[Task goal]: Copy each line of the listing below exactly and drop the images.

[Raw data]:
-----
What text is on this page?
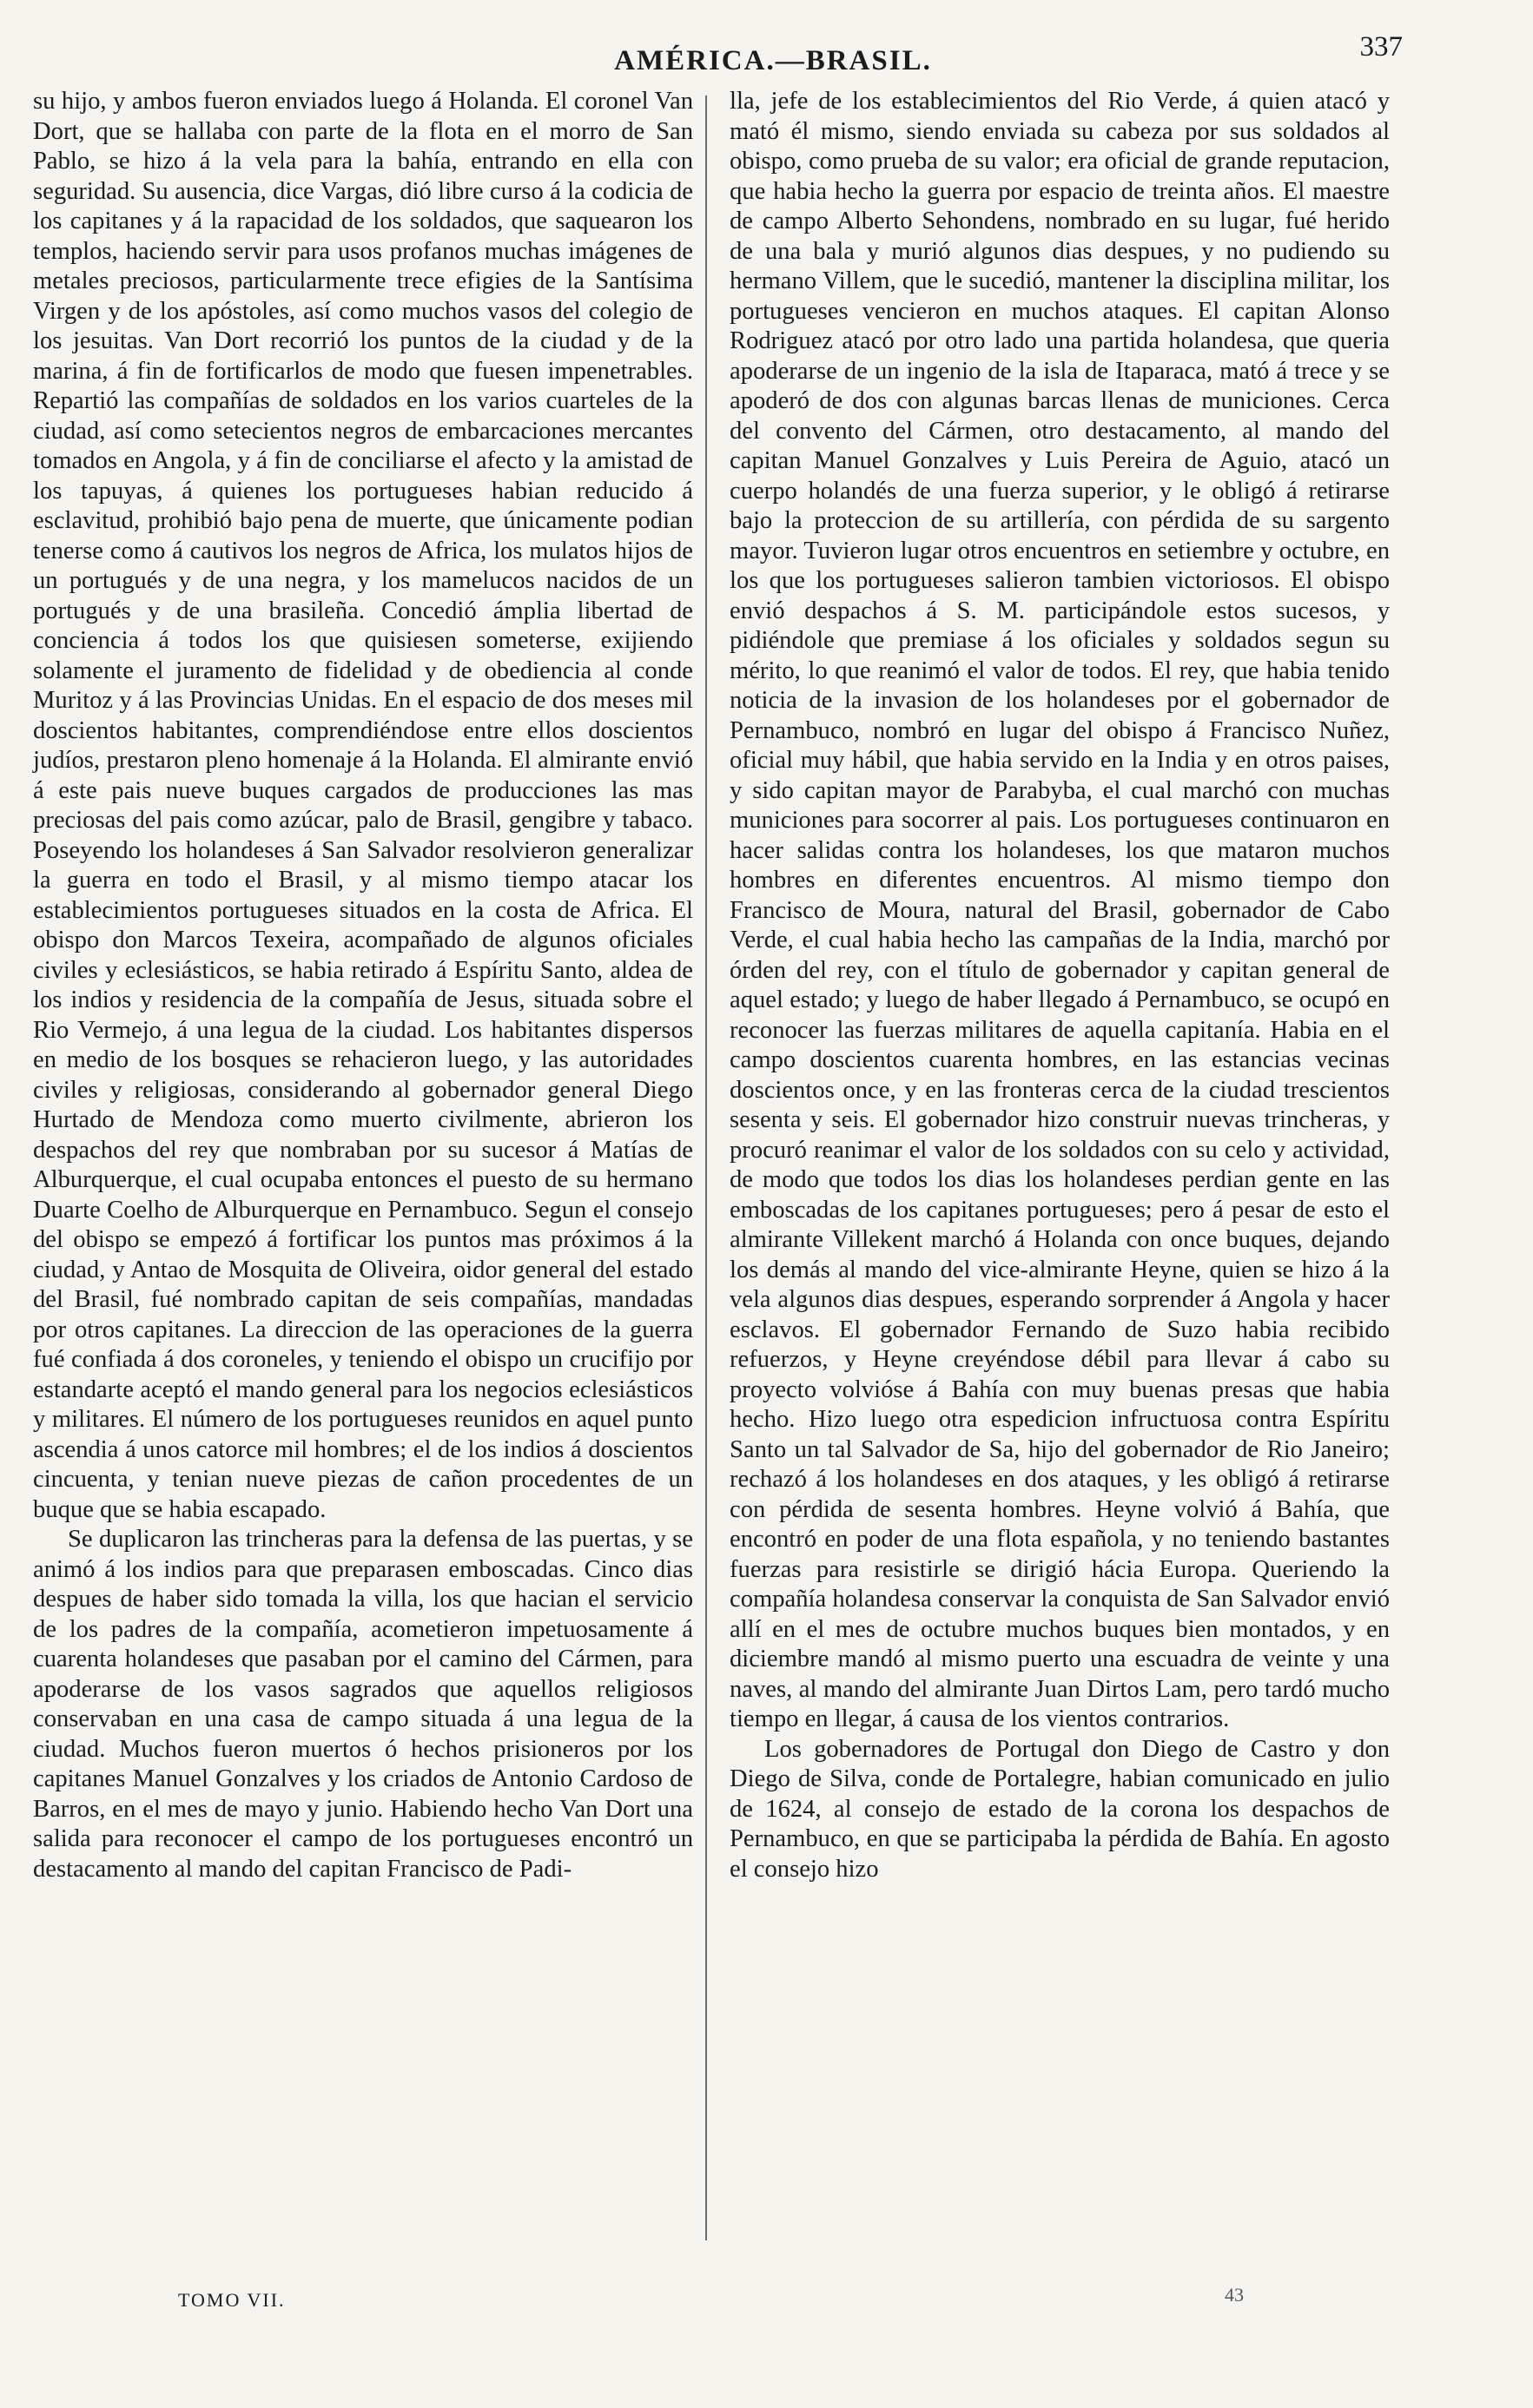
AMÉRICA.—BRASIL.	337

su hijo, y ambos fueron enviados luego á Holanda. El coronel Van Dort, que se hallaba con parte de la flota en el morro de San Pablo, se hizo á la vela para la bahía, entrando en ella con seguridad. Su ausencia, dice Vargas, dió libre curso á la codicia de los capitanes y á la rapacidad de los soldados, que saquearon los templos, haciendo servir para usos profanos muchas imágenes de metales preciosos, particularmente trece efigies de la Santísima Virgen y de los apóstoles, así como muchos vasos del colegio de los jesuitas. Van Dort recorrió los puntos de la ciudad y de la marina, á fin de fortificarlos de modo que fuesen impenetrables. Repartió las compañías de soldados en los varios cuarteles de la ciudad, así como setecientos negros de embarcaciones mercantes tomados en Angola, y á fin de conciliarse el afecto y la amistad de los tapuyas, á quienes los portugueses habian reducido á esclavitud, prohibió bajo pena de muerte, que únicamente podian tenerse como á cautivos los negros de Africa, los mulatos hijos de un portugués y de una negra, y los mamelucos nacidos de un portugués y de una brasileña. Concedió ámplia libertad de conciencia á todos los que quisiesen someterse, exijiendo solamente el juramento de fidelidad y de obediencia al conde Muritoz y á las Provincias Unidas. En el espacio de dos meses mil doscientos habitantes, comprendiéndose entre ellos doscientos judíos, prestaron pleno homenaje á la Holanda. El almirante envió á este pais nueve buques cargados de producciones las mas preciosas del pais como azúcar, palo de Brasil, gengibre y tabaco. Poseyendo los holandeses á San Salvador resolvieron generalizar la guerra en todo el Brasil, y al mismo tiempo atacar los establecimientos portugueses situados en la costa de Africa. El obispo don Marcos Texeira, acompañado de algunos oficiales civiles y eclesiásticos, se habia retirado á Espíritu Santo, aldea de los indios y residencia de la compañía de Jesus, situada sobre el Rio Vermejo, á una legua de la ciudad. Los habitantes dispersos en medio de los bosques se rehacieron luego, y las autoridades civiles y religiosas, considerando al gobernador general Diego Hurtado de Mendoza como muerto civilmente, abrieron los despachos del rey que nombraban por su sucesor á Matías de Alburquerque, el cual ocupaba entonces el puesto de su hermano Duarte Coelho de Alburquerque en Pernambuco. Segun el consejo del obispo se empezó á fortificar los puntos mas próximos á la ciudad, y Antao de Mosquita de Oliveira, oidor general del estado del Brasil, fué nombrado capitan de seis compañías, mandadas por otros capitanes. La direccion de las operaciones de la guerra fué confiada á dos coroneles, y teniendo el obispo un crucifijo por estandarte aceptó el mando general para los negocios eclesiásticos y militares. El número de los portugueses reunidos en aquel punto ascendia á unos catorce mil hombres; el de los indios á doscientos cincuenta, y tenian nueve piezas de cañon procedentes de un buque que se habia escapado.

Se duplicaron las trincheras para la defensa de las puertas, y se animó á los indios para que preparasen emboscadas. Cinco dias despues de haber sido tomada la villa, los que hacian el servicio de los padres de la compañía, acometieron impetuosamente á cuarenta holandeses que pasaban por el camino del Cármen, para apoderarse de los vasos sagrados que aquellos religiosos conservaban en una casa de campo situada á una legua de la ciudad. Muchos fueron muertos ó hechos prisioneros por los capitanes Manuel Gonzalves y los criados de Antonio Cardoso de Barros, en el mes de mayo y junio. Habiendo hecho Van Dort una salida para reconocer el campo de los portugueses encontró un destacamento al mando del capitan Francisco de Padi-

lla, jefe de los establecimientos del Rio Verde, á quien atacó y mató él mismo, siendo enviada su cabeza por sus soldados al obispo, como prueba de su valor; era oficial de grande reputacion, que habia hecho la guerra por espacio de treinta años. El maestre de campo Alberto Sehondens, nombrado en su lugar, fué herido de una bala y murió algunos dias despues, y no pudiendo su hermano Villem, que le sucedió, mantener la disciplina militar, los portugueses vencieron en muchos ataques. El capitan Alonso Rodriguez atacó por otro lado una partida holandesa, que queria apoderarse de un ingenio de la isla de Itaparaca, mató á trece y se apoderó de dos con algunas barcas llenas de municiones. Cerca del convento del Cármen, otro destacamento, al mando del capitan Manuel Gonzalves y Luis Pereira de Aguio, atacó un cuerpo holandés de una fuerza superior, y le obligó á retirarse bajo la proteccion de su artillería, con pérdida de su sargento mayor. Tuvieron lugar otros encuentros en setiembre y octubre, en los que los portugueses salieron tambien victoriosos. El obispo envió despachos á S. M. participándole estos sucesos, y pidiéndole que premiase á los oficiales y soldados segun su mérito, lo que reanimó el valor de todos. El rey, que habia tenido noticia de la invasion de los holandeses por el gobernador de Pernambuco, nombró en lugar del obispo á Francisco Nuñez, oficial muy hábil, que habia servido en la India y en otros paises, y sido capitan mayor de Parabyba, el cual marchó con muchas municiones para socorrer al pais. Los portugueses continuaron en hacer salidas contra los holandeses, los que mataron muchos hombres en diferentes encuentros. Al mismo tiempo don Francisco de Moura, natural del Brasil, gobernador de Cabo Verde, el cual habia hecho las campañas de la India, marchó por órden del rey, con el título de gobernador y capitan general de aquel estado; y luego de haber llegado á Pernambuco, se ocupó en reconocer las fuerzas militares de aquella capitanía. Habia en el campo doscientos cuarenta hombres, en las estancias vecinas doscientos once, y en las fronteras cerca de la ciudad trescientos sesenta y seis. El gobernador hizo construir nuevas trincheras, y procuró reanimar el valor de los soldados con su celo y actividad, de modo que todos los dias los holandeses perdian gente en las emboscadas de los capitanes portugueses; pero á pesar de esto el almirante Villekent marchó á Holanda con once buques, dejando los demás al mando del vice-almirante Heyne, quien se hizo á la vela algunos dias despues, esperando sorprender á Angola y hacer esclavos. El gobernador Fernando de Suzo habia recibido refuerzos, y Heyne creyéndose débil para llevar á cabo su proyecto volvióse á Bahía con muy buenas presas que habia hecho. Hizo luego otra espedicion infructuosa contra Espíritu Santo un tal Salvador de Sa, hijo del gobernador de Rio Janeiro; rechazó á los holandeses en dos ataques, y les obligó á retirarse con pérdida de sesenta hombres. Heyne volvió á Bahía, que encontró en poder de una flota española, y no teniendo bastantes fuerzas para resistirle se dirigió hácia Europa. Queriendo la compañía holandesa conservar la conquista de San Salvador envió allí en el mes de octubre muchos buques bien montados, y en diciembre mandó al mismo puerto una escuadra de veinte y una naves, al mando del almirante Juan Dirtos Lam, pero tardó mucho tiempo en llegar, á causa de los vientos contrarios.

Los gobernadores de Portugal don Diego de Castro y don Diego de Silva, conde de Portalegre, habian comunicado en julio de 1624, al consejo de estado de la corona los despachos de Pernambuco, en que se participaba la pérdida de Bahía. En agosto el consejo hizo

TOMO VII.	43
-----
[Response for this exercise]:
What text is on this page?
AMÉRICA.—BRASIL.	337

su hijo, y ambos fueron enviados luego á Holanda. El coronel Van Dort, que se hallaba con parte de la flota en el morro de San Pablo, se hizo á la vela para la bahía, entrando en ella con seguridad. Su ausencia, dice Vargas, dió libre curso á la codicia de los capitanes y á la rapacidad de los soldados, que saquearon los templos, haciendo servir para usos profanos muchas imágenes de metales preciosos, particularmente trece efigies de la Santísima Virgen y de los apóstoles, así como muchos vasos del colegio de los jesuitas. Van Dort recorrió los puntos de la ciudad y de la marina, á fin de fortificarlos de modo que fuesen impenetrables. Repartió las compañías de soldados en los varios cuarteles de la ciudad, así como setecientos negros de embarcaciones mercantes tomados en Angola, y á fin de conciliarse el afecto y la amistad de los tapuyas, á quienes los portugueses habian reducido á esclavitud, prohibió bajo pena de muerte, que únicamente podian tenerse como á cautivos los negros de Africa, los mulatos hijos de un portugués y de una negra, y los mamelucos nacidos de un portugués y de una brasileña. Concedió ámplia libertad de conciencia á todos los que quisiesen someterse, exijiendo solamente el juramento de fidelidad y de obediencia al conde Muritoz y á las Provincias Unidas. En el espacio de dos meses mil doscientos habitantes, comprendiéndose entre ellos doscientos judíos, prestaron pleno homenaje á la Holanda. El almirante envió á este pais nueve buques cargados de producciones las mas preciosas del pais como azúcar, palo de Brasil, gengibre y tabaco. Poseyendo los holandeses á San Salvador resolvieron generalizar la guerra en todo el Brasil, y al mismo tiempo atacar los establecimientos portugueses situados en la costa de Africa. El obispo don Marcos Texeira, acompañado de algunos oficiales civiles y eclesiásticos, se habia retirado á Espíritu Santo, aldea de los indios y residencia de la compañía de Jesus, situada sobre el Rio Vermejo, á una legua de la ciudad. Los habitantes dispersos en medio de los bosques se rehacieron luego, y las autoridades civiles y religiosas, considerando al gobernador general Diego Hurtado de Mendoza como muerto civilmente, abrieron los despachos del rey que nombraban por su sucesor á Matías de Alburquerque, el cual ocupaba entonces el puesto de su hermano Duarte Coelho de Alburquerque en Pernambuco. Segun el consejo del obispo se empezó á fortificar los puntos mas próximos á la ciudad, y Antao de Mosquita de Oliveira, oidor general del estado del Brasil, fué nombrado capitan de seis compañías, mandadas por otros capitanes. La direccion de las operaciones de la guerra fué confiada á dos coroneles, y teniendo el obispo un crucifijo por estandarte aceptó el mando general para los negocios eclesiásticos y militares. El número de los portugueses reunidos en aquel punto ascendia á unos catorce mil hombres; el de los indios á doscientos cincuenta, y tenian nueve piezas de cañon procedentes de un buque que se habia escapado.

Se duplicaron las trincheras para la defensa de las puertas, y se animó á los indios para que preparasen emboscadas. Cinco dias despues de haber sido tomada la villa, los que hacian el servicio de los padres de la compañía, acometieron impetuosamente á cuarenta holandeses que pasaban por el camino del Cármen, para apoderarse de los vasos sagrados que aquellos religiosos conservaban en una casa de campo situada á una legua de la ciudad. Muchos fueron muertos ó hechos prisioneros por los capitanes Manuel Gonzalves y los criados de Antonio Cardoso de Barros, en el mes de mayo y junio. Habiendo hecho Van Dort una salida para reconocer el campo de los portugueses encontró un destacamento al mando del capitan Francisco de Padi-

lla, jefe de los establecimientos del Rio Verde, á quien atacó y mató él mismo, siendo enviada su cabeza por sus soldados al obispo, como prueba de su valor; era oficial de grande reputacion, que habia hecho la guerra por espacio de treinta años. El maestre de campo Alberto Sehondens, nombrado en su lugar, fué herido de una bala y murió algunos dias despues, y no pudiendo su hermano Villem, que le sucedió, mantener la disciplina militar, los portugueses vencieron en muchos ataques. El capitan Alonso Rodriguez atacó por otro lado una partida holandesa, que queria apoderarse de un ingenio de la isla de Itaparaca, mató á trece y se apoderó de dos con algunas barcas llenas de municiones. Cerca del convento del Cármen, otro destacamento, al mando del capitan Manuel Gonzalves y Luis Pereira de Aguio, atacó un cuerpo holandés de una fuerza superior, y le obligó á retirarse bajo la proteccion de su artillería, con pérdida de su sargento mayor. Tuvieron lugar otros encuentros en setiembre y octubre, en los que los portugueses salieron tambien victoriosos. El obispo envió despachos á S. M. participándole estos sucesos, y pidiéndole que premiase á los oficiales y soldados segun su mérito, lo que reanimó el valor de todos. El rey, que habia tenido noticia de la invasion de los holandeses por el gobernador de Pernambuco, nombró en lugar del obispo á Francisco Nuñez, oficial muy hábil, que habia servido en la India y en otros paises, y sido capitan mayor de Parabyba, el cual marchó con muchas municiones para socorrer al pais. Los portugueses continuaron en hacer salidas contra los holandeses, los que mataron muchos hombres en diferentes encuentros. Al mismo tiempo don Francisco de Moura, natural del Brasil, gobernador de Cabo Verde, el cual habia hecho las campañas de la India, marchó por órden del rey, con el título de gobernador y capitan general de aquel estado; y luego de haber llegado á Pernambuco, se ocupó en reconocer las fuerzas militares de aquella capitanía. Habia en el campo doscientos cuarenta hombres, en las estancias vecinas doscientos once, y en las fronteras cerca de la ciudad trescientos sesenta y seis. El gobernador hizo construir nuevas trincheras, y procuró reanimar el valor de los soldados con su celo y actividad, de modo que todos los dias los holandeses perdian gente en las emboscadas de los capitanes portugueses; pero á pesar de esto el almirante Villekent marchó á Holanda con once buques, dejando los demás al mando del vice-almirante Heyne, quien se hizo á la vela algunos dias despues, esperando sorprender á Angola y hacer esclavos. El gobernador Fernando de Suzo habia recibido refuerzos, y Heyne creyéndose débil para llevar á cabo su proyecto volvióse á Bahía con muy buenas presas que habia hecho. Hizo luego otra espedicion infructuosa contra Espíritu Santo un tal Salvador de Sa, hijo del gobernador de Rio Janeiro; rechazó á los holandeses en dos ataques, y les obligó á retirarse con pérdida de sesenta hombres. Heyne volvió á Bahía, que encontró en poder de una flota española, y no teniendo bastantes fuerzas para resistirle se dirigió hácia Europa. Queriendo la compañía holandesa conservar la conquista de San Salvador envió allí en el mes de octubre muchos buques bien montados, y en diciembre mandó al mismo puerto una escuadra de veinte y una naves, al mando del almirante Juan Dirtos Lam, pero tardó mucho tiempo en llegar, á causa de los vientos contrarios.

Los gobernadores de Portugal don Diego de Castro y don Diego de Silva, conde de Portalegre, habian comunicado en julio de 1624, al consejo de estado de la corona los despachos de Pernambuco, en que se participaba la pérdida de Bahía. En agosto el consejo hizo

TOMO VII.	43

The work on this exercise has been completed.